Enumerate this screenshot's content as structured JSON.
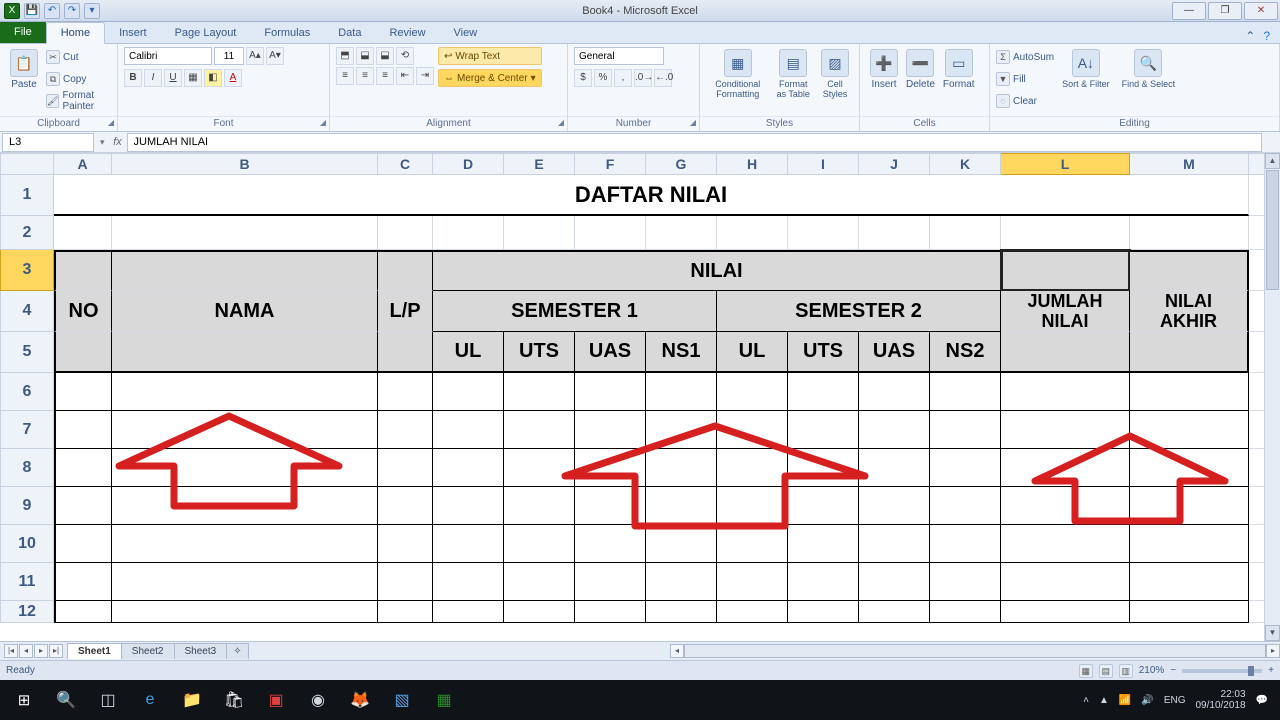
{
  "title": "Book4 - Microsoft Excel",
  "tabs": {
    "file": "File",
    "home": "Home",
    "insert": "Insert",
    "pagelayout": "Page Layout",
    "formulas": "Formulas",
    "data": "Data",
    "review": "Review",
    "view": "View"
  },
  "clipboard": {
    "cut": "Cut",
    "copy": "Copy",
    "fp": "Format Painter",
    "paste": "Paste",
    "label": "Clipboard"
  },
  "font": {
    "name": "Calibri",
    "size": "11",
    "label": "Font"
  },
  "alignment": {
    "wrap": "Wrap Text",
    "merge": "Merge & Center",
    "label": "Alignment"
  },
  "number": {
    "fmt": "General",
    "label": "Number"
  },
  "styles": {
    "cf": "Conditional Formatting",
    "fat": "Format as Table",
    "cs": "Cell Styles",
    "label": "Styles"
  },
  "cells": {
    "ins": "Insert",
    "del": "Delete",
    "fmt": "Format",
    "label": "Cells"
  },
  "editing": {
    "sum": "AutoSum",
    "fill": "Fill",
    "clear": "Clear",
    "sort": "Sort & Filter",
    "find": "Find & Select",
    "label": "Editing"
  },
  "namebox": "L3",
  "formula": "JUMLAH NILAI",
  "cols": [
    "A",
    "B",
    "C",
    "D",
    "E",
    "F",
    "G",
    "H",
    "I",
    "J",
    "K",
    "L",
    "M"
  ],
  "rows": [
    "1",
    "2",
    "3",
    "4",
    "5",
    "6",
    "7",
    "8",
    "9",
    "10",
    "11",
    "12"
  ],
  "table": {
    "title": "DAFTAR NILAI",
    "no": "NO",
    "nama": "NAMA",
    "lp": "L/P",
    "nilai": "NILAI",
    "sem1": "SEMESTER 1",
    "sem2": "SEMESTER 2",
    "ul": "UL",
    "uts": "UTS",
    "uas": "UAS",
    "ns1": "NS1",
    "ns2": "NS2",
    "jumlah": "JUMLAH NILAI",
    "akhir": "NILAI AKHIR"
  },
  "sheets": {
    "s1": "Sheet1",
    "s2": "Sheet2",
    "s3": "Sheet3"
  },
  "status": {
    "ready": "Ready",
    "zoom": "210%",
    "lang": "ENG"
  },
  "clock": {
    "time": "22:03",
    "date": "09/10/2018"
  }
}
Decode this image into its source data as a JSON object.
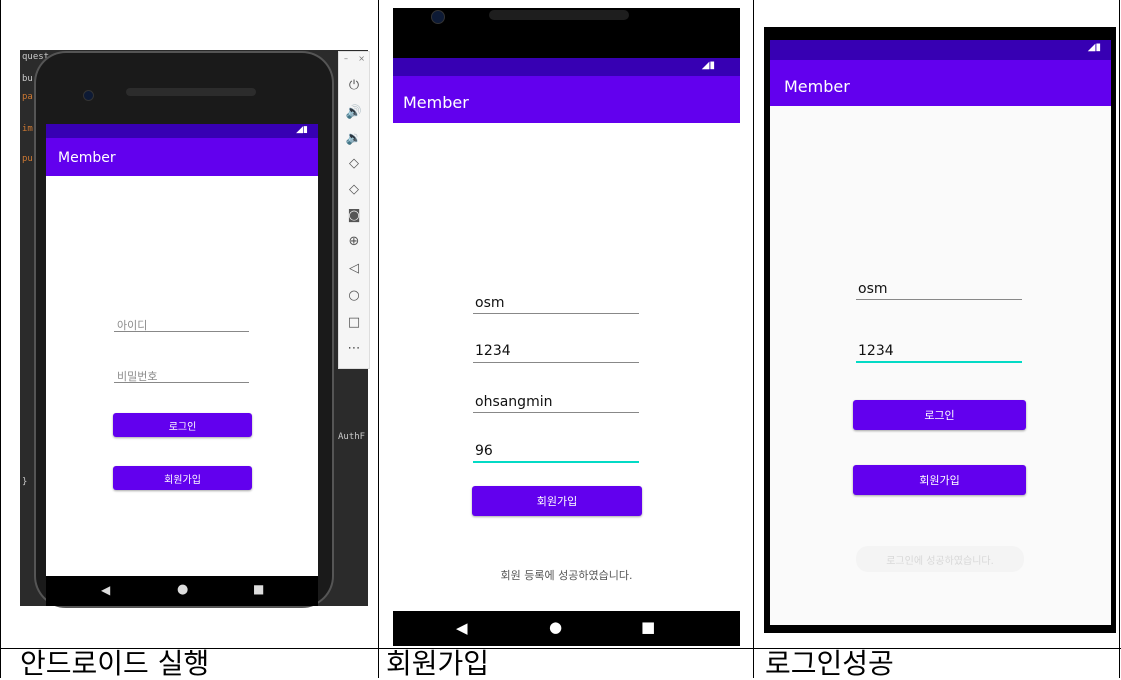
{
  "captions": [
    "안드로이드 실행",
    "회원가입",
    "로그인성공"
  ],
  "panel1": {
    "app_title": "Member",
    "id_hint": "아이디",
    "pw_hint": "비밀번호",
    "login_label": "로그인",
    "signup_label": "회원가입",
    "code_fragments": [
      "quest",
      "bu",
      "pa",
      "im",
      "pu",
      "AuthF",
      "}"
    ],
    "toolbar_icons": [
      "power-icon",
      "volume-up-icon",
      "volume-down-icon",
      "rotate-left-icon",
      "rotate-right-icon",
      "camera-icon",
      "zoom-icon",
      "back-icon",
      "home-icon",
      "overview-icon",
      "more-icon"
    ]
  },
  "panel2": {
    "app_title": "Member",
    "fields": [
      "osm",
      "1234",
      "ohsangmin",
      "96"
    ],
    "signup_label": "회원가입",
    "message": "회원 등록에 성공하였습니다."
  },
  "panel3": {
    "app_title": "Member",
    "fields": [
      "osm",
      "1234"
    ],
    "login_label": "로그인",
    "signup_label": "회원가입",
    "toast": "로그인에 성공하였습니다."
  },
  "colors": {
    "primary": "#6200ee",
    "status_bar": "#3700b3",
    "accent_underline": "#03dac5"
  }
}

◇ ◇ ◇

Scan the material and collect every line that contains "JSON".

▶ ANSWER FOR THE TASK:
Enumerate this screenshot's content as structured JSON.
Decode this image into its source data as a JSON object.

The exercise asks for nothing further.